● **Your objective**:
Reproduce the following material exactly, including every line.

● **Stored rows**:
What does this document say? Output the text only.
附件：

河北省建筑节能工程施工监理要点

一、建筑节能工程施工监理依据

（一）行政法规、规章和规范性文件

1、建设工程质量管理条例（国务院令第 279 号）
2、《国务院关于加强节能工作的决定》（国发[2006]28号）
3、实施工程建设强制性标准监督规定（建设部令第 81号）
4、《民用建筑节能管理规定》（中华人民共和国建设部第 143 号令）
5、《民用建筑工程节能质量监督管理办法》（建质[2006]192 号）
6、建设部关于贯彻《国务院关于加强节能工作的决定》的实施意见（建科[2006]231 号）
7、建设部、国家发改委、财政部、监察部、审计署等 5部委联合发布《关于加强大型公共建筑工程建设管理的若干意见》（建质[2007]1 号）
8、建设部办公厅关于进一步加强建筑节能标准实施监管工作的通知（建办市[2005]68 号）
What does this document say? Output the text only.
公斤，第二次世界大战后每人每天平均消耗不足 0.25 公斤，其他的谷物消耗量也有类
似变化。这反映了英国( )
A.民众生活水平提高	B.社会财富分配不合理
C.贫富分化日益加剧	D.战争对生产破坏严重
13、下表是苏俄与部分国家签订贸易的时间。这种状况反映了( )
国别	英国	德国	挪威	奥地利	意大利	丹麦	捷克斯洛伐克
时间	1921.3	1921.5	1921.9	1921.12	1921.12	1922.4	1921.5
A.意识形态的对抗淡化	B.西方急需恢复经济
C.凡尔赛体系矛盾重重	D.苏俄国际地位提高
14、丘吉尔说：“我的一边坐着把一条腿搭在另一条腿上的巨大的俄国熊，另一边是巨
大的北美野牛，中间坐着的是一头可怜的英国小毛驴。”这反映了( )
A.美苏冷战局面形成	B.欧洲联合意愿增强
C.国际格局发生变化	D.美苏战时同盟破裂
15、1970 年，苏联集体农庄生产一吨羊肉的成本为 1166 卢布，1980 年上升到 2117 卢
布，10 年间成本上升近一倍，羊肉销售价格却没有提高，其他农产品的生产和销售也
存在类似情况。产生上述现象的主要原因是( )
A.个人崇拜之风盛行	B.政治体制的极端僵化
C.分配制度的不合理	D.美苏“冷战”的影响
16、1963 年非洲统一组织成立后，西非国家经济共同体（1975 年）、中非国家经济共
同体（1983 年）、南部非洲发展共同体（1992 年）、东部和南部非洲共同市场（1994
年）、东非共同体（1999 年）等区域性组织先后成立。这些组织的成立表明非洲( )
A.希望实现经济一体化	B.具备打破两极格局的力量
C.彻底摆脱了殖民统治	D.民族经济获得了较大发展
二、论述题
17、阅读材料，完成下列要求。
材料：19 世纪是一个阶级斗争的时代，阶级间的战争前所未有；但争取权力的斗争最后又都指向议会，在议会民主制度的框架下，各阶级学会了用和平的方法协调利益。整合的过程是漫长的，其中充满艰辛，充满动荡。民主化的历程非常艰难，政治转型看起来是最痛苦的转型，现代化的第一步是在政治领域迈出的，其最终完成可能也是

● **Exercise answer**:
What does this document say? Output the text only.
附件：

河北省建筑节能工程施工监理要点

一、建筑节能工程施工监理依据

（一）行政法规、规章和规范性文件

1、建设工程质量管理条例（国务院令第 279 号）
2、《国务院关于加强节能工作的决定》（国发[2006]28号）
3、实施工程建设强制性标准监督规定（建设部令第 81号）
4、《民用建筑节能管理规定》（中华人民共和国建设部第 143 号令）
5、《民用建筑工程节能质量监督管理办法》（建质[2006]192 号）
6、建设部关于贯彻《国务院关于加强节能工作的决定》的实施意见（建科[2006]231 号）
7、建设部、国家发改委、财政部、监察部、审计署等 5部委联合发布《关于加强大型公共建筑工程建设管理的若干意见》（建质[2007]1 号）
8、建设部办公厅关于进一步加强建筑节能标准实施监管工作的通知（建办市[2005]68 号）
What does this document say? Output the text only.
公斤，第二次世界大战后每人每天平均消耗不足 0.25 公斤，其他的谷物消耗量也有类
似变化。这反映了英国( )
A.民众生活水平提高	B.社会财富分配不合理
C.贫富分化日益加剧	D.战争对生产破坏严重
13、下表是苏俄与部分国家签订贸易的时间。这种状况反映了( )
国别	英国	德国	挪威	奥地利	意大利	丹麦	捷克斯洛伐克
时间	1921.3	1921.5	1921.9	1921.12	1921.12	1922.4	1921.5
A.意识形态的对抗淡化	B.西方急需恢复经济
C.凡尔赛体系矛盾重重	D.苏俄国际地位提高
14、丘吉尔说：“我的一边坐着把一条腿搭在另一条腿上的巨大的俄国熊，另一边是巨
大的北美野牛，中间坐着的是一头可怜的英国小毛驴。”这反映了( )
A.美苏冷战局面形成	B.欧洲联合意愿增强
C.国际格局发生变化	D.美苏战时同盟破裂
15、1970 年，苏联集体农庄生产一吨羊肉的成本为 1166 卢布，1980 年上升到 2117 卢
布，10 年间成本上升近一倍，羊肉销售价格却没有提高，其他农产品的生产和销售也
存在类似情况。产生上述现象的主要原因是( )
A.个人崇拜之风盛行	B.政治体制的极端僵化
C.分配制度的不合理	D.美苏“冷战”的影响
16、1963 年非洲统一组织成立后，西非国家经济共同体（1975 年）、中非国家经济共
同体（1983 年）、南部非洲发展共同体（1992 年）、东部和南部非洲共同市场（1994
年）、东非共同体（1999 年）等区域性组织先后成立。这些组织的成立表明非洲( )
A.希望实现经济一体化	B.具备打破两极格局的力量
C.彻底摆脱了殖民统治	D.民族经济获得了较大发展
二、论述题
17、阅读材料，完成下列要求。
材料：19 世纪是一个阶级斗争的时代，阶级间的战争前所未有；但争取权力的斗争最后又都指向议会，在议会民主制度的框架下，各阶级学会了用和平的方法协调利益。整合的过程是漫长的，其中充满艰辛，充满动荡。民主化的历程非常艰难，政治转型看起来是最痛苦的转型，现代化的第一步是在政治领域迈出的，其最终完成可能也是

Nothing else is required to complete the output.